▶ Your instructions:
Omit every picture and return the rest of the data unaltered.

▶ Figure record listings:
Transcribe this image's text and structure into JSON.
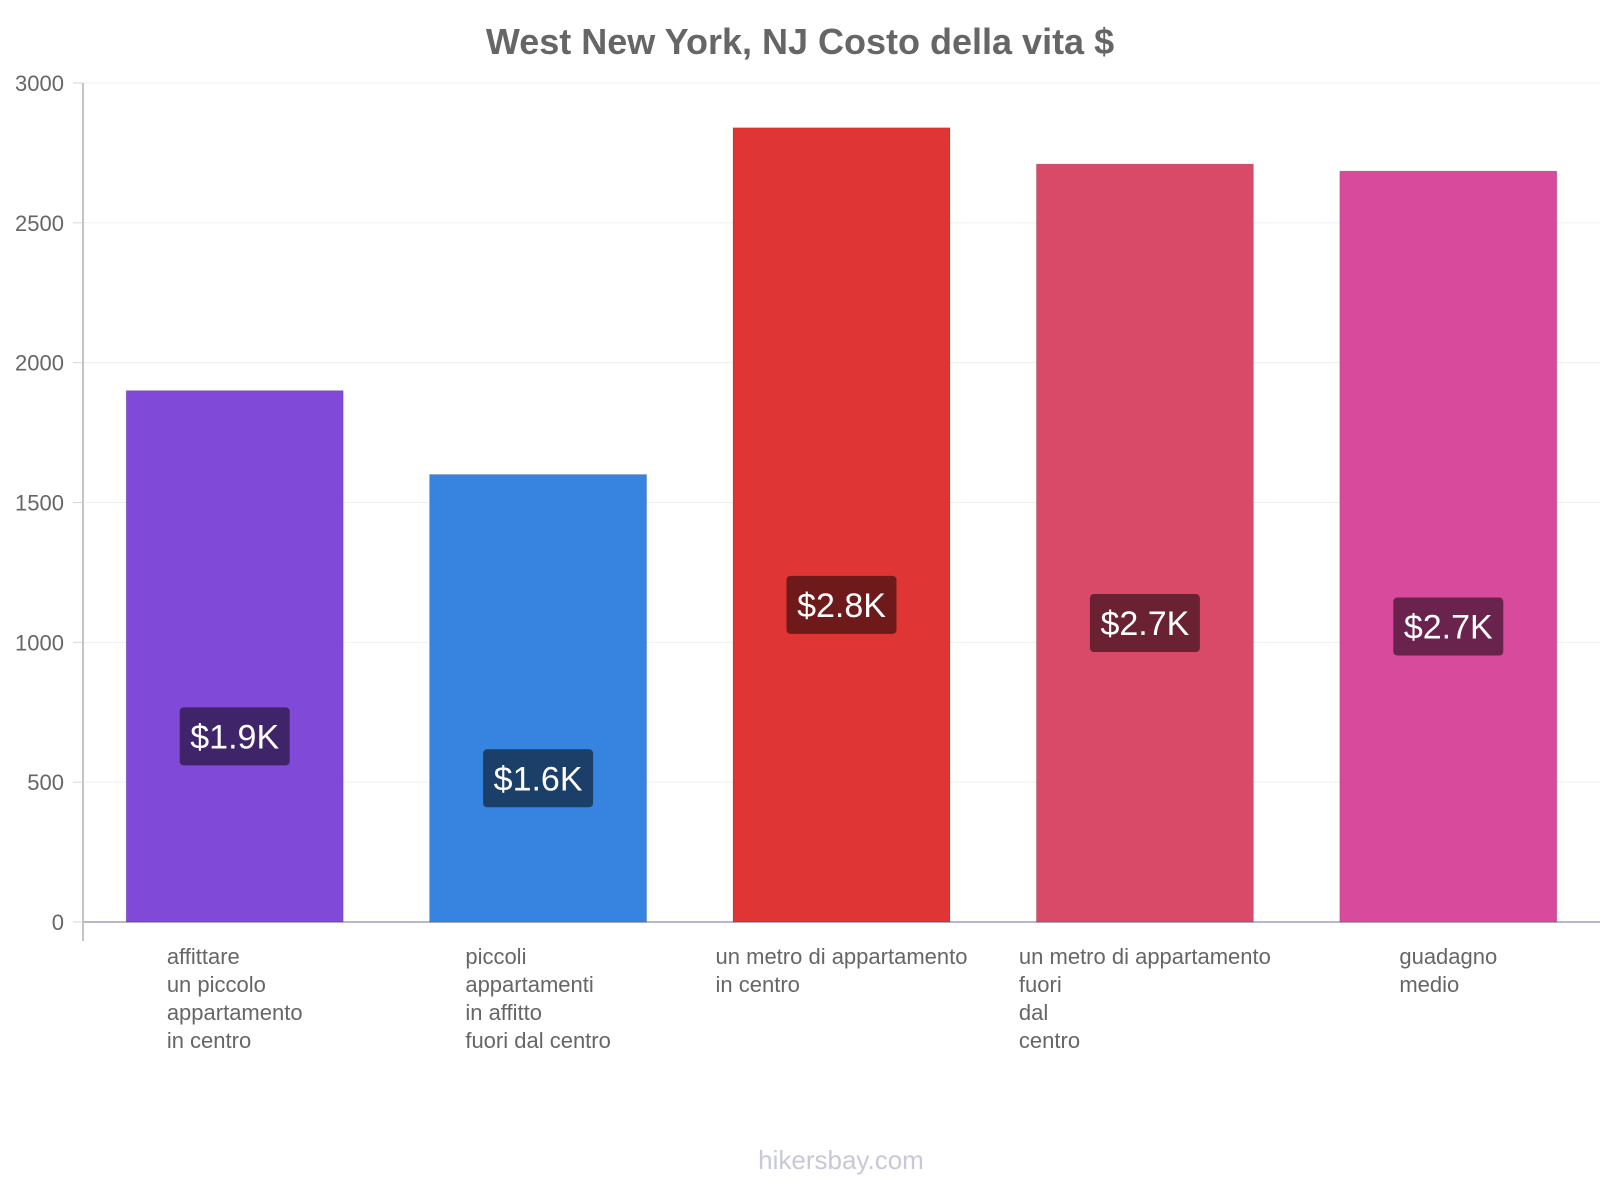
{
  "chart_data": {
    "type": "bar",
    "title": "West New York, NJ Costo della vita $",
    "xlabel": "",
    "ylabel": "",
    "ylim": [
      0,
      3000
    ],
    "yticks": [
      0,
      500,
      1000,
      1500,
      2000,
      2500,
      3000
    ],
    "grid": true,
    "categories": [
      [
        "affittare",
        "un piccolo",
        "appartamento",
        "in centro"
      ],
      [
        "piccoli",
        "appartamenti",
        "in affitto",
        "fuori dal centro"
      ],
      [
        "un metro di appartamento",
        "in centro"
      ],
      [
        "un metro di appartamento",
        "fuori",
        "dal",
        "centro"
      ],
      [
        "guadagno",
        "medio"
      ]
    ],
    "values": [
      1900,
      1600,
      2840,
      2710,
      2685
    ],
    "value_labels": [
      "$1.9K",
      "$1.6K",
      "$2.8K",
      "$2.7K",
      "$2.7K"
    ],
    "bar_colors": [
      "#8049d8",
      "#3784e0",
      "#e03535",
      "#d84a67",
      "#d84a9b"
    ],
    "label_bg_colors": [
      "#3f2469",
      "#1b3f69",
      "#6e1a1a",
      "#6a2233",
      "#6a234c"
    ]
  },
  "watermark": "hikersbay.com"
}
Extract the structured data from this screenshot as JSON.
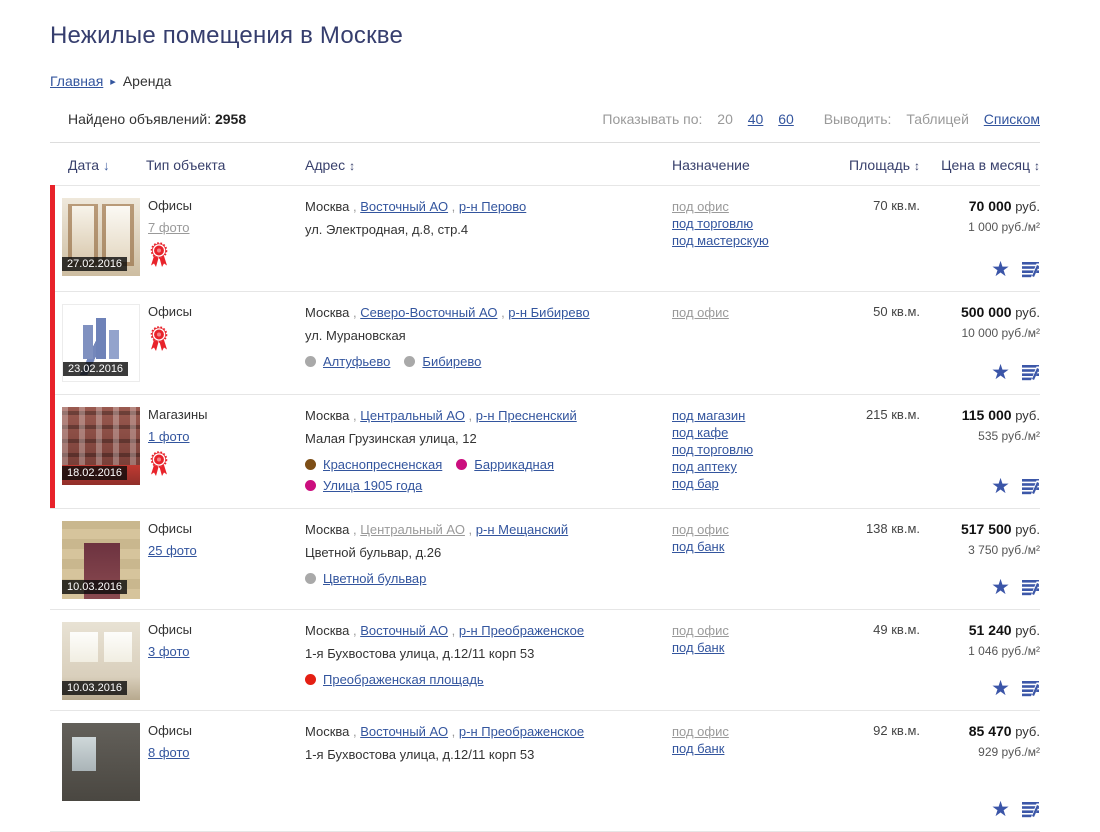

▶ Solution to this task:
Transcribe this image's text and structure into JSON.
{
  "chart_data": {
    "type": "bar",
    "title": "West New York, NJ Costo della vita $",
    "xlabel": "",
    "ylabel": "",
    "ylim": [
      0,
      3000
    ],
    "yticks": [
      0,
      500,
      1000,
      1500,
      2000,
      2500,
      3000
    ],
    "grid": true,
    "categories": [
      [
        "affittare",
        "un piccolo",
        "appartamento",
        "in centro"
      ],
      [
        "piccoli",
        "appartamenti",
        "in affitto",
        "fuori dal centro"
      ],
      [
        "un metro di appartamento",
        "in centro"
      ],
      [
        "un metro di appartamento",
        "fuori",
        "dal",
        "centro"
      ],
      [
        "guadagno",
        "medio"
      ]
    ],
    "values": [
      1900,
      1600,
      2840,
      2710,
      2685
    ],
    "value_labels": [
      "$1.9K",
      "$1.6K",
      "$2.8K",
      "$2.7K",
      "$2.7K"
    ],
    "bar_colors": [
      "#8049d8",
      "#3784e0",
      "#e03535",
      "#d84a67",
      "#d84a9b"
    ],
    "label_bg_colors": [
      "#3f2469",
      "#1b3f69",
      "#6e1a1a",
      "#6a2233",
      "#6a234c"
    ]
  },
  "watermark": "hikersbay.com"
}
Extract the structured data from this screenshot as JSON.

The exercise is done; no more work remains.